#### YOUR INSTRUCTIONS:
Write out the lines from the start of the stored entries through the line containing "scale-tick-6: 6 [1034, 2202, 1056, 2246]", copying each one exactly.

+++ INPUT MATERIAL +++

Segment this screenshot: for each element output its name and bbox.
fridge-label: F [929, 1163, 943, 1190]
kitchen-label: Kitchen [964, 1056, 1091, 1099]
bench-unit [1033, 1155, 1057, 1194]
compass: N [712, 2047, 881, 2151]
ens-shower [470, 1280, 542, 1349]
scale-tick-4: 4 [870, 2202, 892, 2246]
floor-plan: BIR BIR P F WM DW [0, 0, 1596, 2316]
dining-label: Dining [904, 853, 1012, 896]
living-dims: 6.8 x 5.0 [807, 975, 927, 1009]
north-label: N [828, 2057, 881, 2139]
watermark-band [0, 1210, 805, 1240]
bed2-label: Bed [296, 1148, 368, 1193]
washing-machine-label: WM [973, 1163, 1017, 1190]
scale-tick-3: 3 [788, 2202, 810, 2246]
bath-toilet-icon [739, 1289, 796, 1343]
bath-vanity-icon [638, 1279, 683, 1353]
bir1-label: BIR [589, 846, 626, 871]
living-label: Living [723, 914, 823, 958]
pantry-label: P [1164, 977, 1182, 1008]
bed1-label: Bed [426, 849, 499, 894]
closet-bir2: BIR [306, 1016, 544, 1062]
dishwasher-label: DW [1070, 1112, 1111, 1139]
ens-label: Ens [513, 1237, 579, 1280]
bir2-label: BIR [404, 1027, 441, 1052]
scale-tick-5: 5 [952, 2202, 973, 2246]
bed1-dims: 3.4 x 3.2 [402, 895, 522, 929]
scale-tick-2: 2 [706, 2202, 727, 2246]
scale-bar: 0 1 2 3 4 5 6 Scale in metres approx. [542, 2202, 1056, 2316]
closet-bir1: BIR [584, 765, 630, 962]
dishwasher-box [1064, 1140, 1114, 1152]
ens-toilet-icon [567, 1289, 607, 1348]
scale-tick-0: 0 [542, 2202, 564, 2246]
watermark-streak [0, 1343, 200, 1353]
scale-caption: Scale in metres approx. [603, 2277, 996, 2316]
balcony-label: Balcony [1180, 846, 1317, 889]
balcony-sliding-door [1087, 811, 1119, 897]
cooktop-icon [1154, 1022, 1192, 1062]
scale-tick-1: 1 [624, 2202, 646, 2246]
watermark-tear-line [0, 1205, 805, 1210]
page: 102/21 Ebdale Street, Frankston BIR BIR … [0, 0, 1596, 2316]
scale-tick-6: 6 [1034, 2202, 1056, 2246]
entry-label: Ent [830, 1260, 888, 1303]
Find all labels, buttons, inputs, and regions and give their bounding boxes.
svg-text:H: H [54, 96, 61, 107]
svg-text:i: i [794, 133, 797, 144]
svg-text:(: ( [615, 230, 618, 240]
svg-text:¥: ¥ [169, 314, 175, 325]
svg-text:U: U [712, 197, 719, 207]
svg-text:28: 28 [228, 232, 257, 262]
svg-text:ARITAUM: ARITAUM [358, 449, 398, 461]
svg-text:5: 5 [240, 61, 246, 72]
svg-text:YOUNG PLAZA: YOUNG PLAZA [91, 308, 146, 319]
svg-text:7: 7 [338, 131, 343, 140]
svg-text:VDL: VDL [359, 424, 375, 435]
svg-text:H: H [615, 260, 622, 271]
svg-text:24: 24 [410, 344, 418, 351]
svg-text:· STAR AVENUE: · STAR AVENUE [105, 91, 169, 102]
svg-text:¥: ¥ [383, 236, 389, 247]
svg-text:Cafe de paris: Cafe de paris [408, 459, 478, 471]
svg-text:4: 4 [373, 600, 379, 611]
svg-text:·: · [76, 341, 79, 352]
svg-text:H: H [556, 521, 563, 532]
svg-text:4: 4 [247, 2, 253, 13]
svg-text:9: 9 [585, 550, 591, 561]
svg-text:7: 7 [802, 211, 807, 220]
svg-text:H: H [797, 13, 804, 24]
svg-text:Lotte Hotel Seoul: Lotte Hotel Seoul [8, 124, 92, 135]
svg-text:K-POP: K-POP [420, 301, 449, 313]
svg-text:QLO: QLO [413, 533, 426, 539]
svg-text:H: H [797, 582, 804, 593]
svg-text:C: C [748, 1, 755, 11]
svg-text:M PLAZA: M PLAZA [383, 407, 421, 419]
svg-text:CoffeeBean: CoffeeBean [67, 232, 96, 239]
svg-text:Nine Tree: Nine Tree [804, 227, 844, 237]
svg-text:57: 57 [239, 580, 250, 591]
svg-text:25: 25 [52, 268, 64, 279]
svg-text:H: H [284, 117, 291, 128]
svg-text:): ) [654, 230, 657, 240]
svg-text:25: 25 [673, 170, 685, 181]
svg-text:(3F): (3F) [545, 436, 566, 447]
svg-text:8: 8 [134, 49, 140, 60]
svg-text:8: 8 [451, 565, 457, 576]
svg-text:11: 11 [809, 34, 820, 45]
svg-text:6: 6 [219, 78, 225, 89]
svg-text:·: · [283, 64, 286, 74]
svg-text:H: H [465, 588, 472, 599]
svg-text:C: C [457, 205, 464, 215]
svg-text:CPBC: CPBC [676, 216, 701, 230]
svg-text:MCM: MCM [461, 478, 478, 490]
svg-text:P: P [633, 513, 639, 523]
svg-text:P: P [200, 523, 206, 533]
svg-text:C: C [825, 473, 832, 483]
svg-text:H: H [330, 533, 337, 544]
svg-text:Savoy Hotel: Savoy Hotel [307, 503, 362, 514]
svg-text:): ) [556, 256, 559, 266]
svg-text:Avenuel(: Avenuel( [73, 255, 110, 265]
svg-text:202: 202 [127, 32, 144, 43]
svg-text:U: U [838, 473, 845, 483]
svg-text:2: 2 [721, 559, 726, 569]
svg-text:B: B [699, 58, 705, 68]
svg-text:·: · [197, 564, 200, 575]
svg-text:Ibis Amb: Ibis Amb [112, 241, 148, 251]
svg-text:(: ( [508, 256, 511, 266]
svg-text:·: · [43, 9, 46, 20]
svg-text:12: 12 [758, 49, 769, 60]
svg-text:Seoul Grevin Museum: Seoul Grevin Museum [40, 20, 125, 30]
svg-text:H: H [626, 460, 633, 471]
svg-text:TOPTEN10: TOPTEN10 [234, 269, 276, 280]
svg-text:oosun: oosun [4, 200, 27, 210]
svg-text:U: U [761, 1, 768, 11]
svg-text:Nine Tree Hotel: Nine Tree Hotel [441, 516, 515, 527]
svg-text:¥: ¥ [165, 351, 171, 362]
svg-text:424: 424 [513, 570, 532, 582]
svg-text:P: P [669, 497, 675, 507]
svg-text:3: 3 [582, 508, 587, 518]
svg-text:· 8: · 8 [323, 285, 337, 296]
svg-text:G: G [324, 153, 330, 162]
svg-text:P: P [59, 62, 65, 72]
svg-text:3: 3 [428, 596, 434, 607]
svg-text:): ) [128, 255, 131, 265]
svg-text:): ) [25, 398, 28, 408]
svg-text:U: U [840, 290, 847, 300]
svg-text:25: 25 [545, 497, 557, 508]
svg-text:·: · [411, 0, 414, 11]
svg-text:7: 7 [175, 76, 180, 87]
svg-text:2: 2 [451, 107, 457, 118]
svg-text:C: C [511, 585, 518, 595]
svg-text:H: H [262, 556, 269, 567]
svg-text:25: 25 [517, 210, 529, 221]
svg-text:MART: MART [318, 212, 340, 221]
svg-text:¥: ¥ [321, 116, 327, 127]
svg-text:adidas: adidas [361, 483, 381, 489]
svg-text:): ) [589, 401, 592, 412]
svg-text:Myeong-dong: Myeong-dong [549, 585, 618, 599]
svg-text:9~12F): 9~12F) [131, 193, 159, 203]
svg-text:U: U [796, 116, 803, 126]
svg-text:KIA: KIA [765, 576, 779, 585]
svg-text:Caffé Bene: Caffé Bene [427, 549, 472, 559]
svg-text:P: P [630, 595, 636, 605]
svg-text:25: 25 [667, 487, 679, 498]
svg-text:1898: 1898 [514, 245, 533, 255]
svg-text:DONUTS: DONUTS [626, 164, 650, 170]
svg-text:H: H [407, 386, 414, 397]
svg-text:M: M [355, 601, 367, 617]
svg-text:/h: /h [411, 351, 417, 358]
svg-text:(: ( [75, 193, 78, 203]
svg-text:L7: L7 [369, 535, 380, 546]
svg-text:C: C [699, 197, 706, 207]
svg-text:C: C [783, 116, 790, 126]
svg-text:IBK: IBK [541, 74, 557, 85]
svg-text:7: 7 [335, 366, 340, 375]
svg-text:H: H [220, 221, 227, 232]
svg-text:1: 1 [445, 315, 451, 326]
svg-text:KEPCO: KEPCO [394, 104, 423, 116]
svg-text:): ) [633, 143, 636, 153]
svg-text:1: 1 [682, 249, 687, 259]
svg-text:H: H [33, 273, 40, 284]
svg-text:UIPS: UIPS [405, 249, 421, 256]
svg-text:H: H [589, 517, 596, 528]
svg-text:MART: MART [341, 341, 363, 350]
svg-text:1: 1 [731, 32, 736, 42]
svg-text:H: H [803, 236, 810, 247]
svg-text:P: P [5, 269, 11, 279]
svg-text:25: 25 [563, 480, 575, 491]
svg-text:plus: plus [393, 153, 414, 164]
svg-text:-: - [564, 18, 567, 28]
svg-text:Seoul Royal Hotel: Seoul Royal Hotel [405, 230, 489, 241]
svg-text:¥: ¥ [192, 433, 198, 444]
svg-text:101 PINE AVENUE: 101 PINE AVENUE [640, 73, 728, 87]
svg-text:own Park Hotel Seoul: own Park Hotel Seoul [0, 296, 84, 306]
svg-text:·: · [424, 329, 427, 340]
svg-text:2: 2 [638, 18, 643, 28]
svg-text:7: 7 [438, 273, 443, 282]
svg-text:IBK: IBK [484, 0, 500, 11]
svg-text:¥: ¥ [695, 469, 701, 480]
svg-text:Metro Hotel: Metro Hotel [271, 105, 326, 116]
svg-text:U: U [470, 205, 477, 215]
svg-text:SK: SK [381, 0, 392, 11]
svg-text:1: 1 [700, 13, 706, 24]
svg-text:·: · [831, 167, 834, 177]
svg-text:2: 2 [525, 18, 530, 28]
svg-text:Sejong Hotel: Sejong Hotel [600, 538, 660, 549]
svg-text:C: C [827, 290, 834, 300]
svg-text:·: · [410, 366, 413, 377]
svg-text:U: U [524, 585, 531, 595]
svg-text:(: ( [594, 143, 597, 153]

+++

#### ANSWER FOR THE TASK:
Segment this screenshot: for each element output its name and bbox.
fridge-label: F [929, 1163, 943, 1190]
kitchen-label: Kitchen [964, 1056, 1091, 1099]
bench-unit [1033, 1155, 1057, 1194]
compass: N [712, 2047, 881, 2151]
ens-shower [470, 1280, 542, 1349]
scale-tick-4: 4 [870, 2202, 892, 2246]
floor-plan: BIR BIR P F WM DW [0, 0, 1596, 2316]
dining-label: Dining [904, 853, 1012, 896]
living-dims: 6.8 x 5.0 [807, 975, 927, 1009]
north-label: N [828, 2057, 881, 2139]
watermark-band [0, 1210, 805, 1240]
bed2-label: Bed [296, 1148, 368, 1193]
washing-machine-label: WM [973, 1163, 1017, 1190]
scale-tick-3: 3 [788, 2202, 810, 2246]
bath-toilet-icon [739, 1289, 796, 1343]
bath-vanity-icon [638, 1279, 683, 1353]
bir1-label: BIR [589, 846, 626, 871]
living-label: Living [723, 914, 823, 958]
pantry-label: P [1164, 977, 1182, 1008]
bed1-label: Bed [426, 849, 499, 894]
closet-bir2: BIR [306, 1016, 544, 1062]
dishwasher-label: DW [1070, 1112, 1111, 1139]
ens-label: Ens [513, 1237, 579, 1280]
bir2-label: BIR [404, 1027, 441, 1052]
scale-tick-5: 5 [952, 2202, 973, 2246]
bed1-dims: 3.4 x 3.2 [402, 895, 522, 929]
scale-tick-2: 2 [706, 2202, 727, 2246]
scale-bar: 0 1 2 3 4 5 6 Scale in metres approx. [542, 2202, 1056, 2316]
closet-bir1: BIR [584, 765, 630, 962]
dishwasher-box [1064, 1140, 1114, 1152]
ens-toilet-icon [567, 1289, 607, 1348]
scale-tick-0: 0 [542, 2202, 564, 2246]
watermark-streak [0, 1343, 200, 1353]
scale-caption: Scale in metres approx. [603, 2277, 996, 2316]
balcony-label: Balcony [1180, 846, 1317, 889]
balcony-sliding-door [1087, 811, 1119, 897]
cooktop-icon [1154, 1022, 1192, 1062]
scale-tick-1: 1 [624, 2202, 646, 2246]
watermark-tear-line [0, 1205, 805, 1210]
page: 102/21 Ebdale Street, Frankston BIR BIR … [0, 0, 1596, 2316]
scale-tick-6: 6 [1034, 2202, 1056, 2246]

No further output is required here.